----- Available records -----

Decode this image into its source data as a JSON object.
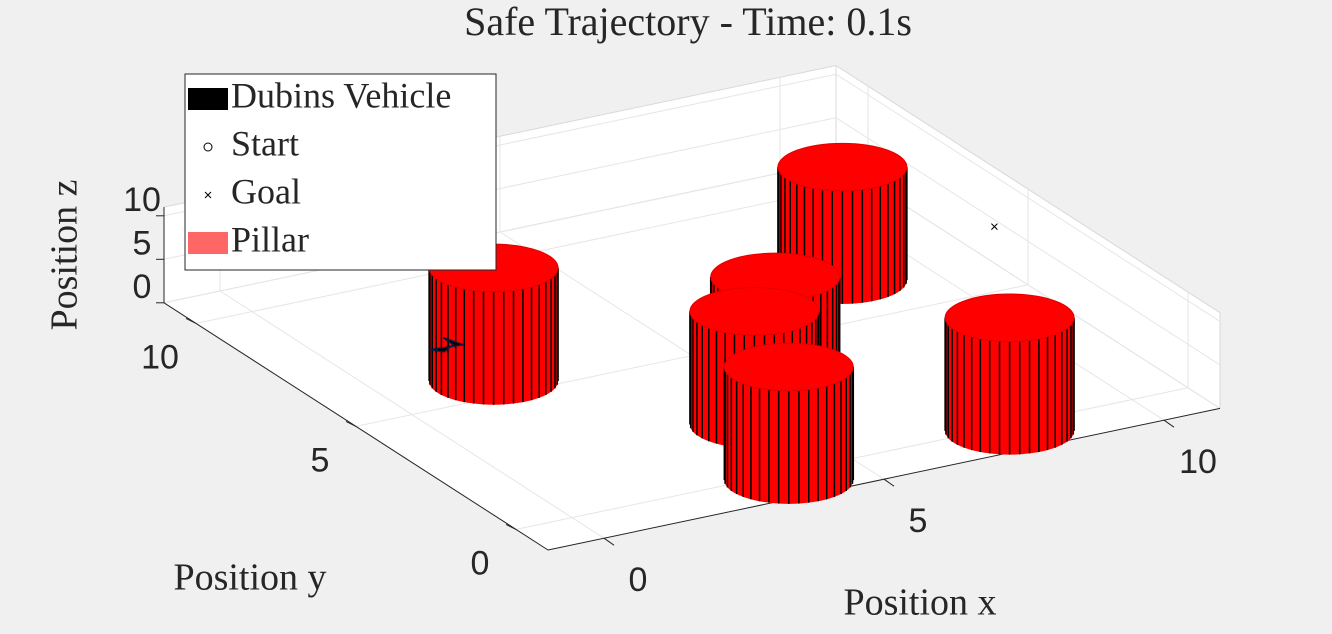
{
  "chart_data": {
    "type": "scatter3d",
    "title": "Safe Trajectory - Time: 0.1s",
    "xlabel": "Position x",
    "ylabel": "Position y",
    "zlabel": "Position z",
    "xlim": [
      -1,
      11
    ],
    "ylim": [
      -1,
      11
    ],
    "zlim": [
      0,
      11
    ],
    "xticks": [
      0,
      5,
      10
    ],
    "yticks": [
      0,
      5,
      10
    ],
    "zticks": [
      0,
      5,
      10
    ],
    "grid": true,
    "legend": "upper left",
    "series": [
      {
        "name": "Dubins Vehicle",
        "color": "#000000",
        "marker": "vehicle",
        "x": [
          1.1
        ],
        "y": [
          5.7
        ],
        "z": [
          5
        ]
      },
      {
        "name": "Start",
        "color": "#000000",
        "marker": "circle",
        "x": [
          1.1
        ],
        "y": [
          5.7
        ],
        "z": [
          5
        ]
      },
      {
        "name": "Goal",
        "color": "#000000",
        "marker": "x",
        "x": [
          10
        ],
        "y": [
          4.3
        ],
        "z": [
          9.7
        ]
      },
      {
        "name": "Pillar",
        "color": "#ff0000",
        "marker": "cylinder",
        "x": [
          1.8,
          8.6,
          5.4,
          4.4,
          3.7,
          7.7
        ],
        "y": [
          5.6,
          6.6,
          3.1,
          2.0,
          -0.3,
          -0.2
        ],
        "radius": [
          1,
          1,
          1,
          1,
          1,
          1
        ],
        "height": [
          13,
          13,
          13,
          13,
          13,
          13
        ]
      }
    ]
  }
}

-----

Required task | Write out every line of the listing that holds the word "marker".

Solution to the exercise |
        "marker": "vehicle",
        "marker": "circle",
        "marker": "x",
        "marker": "cylinder",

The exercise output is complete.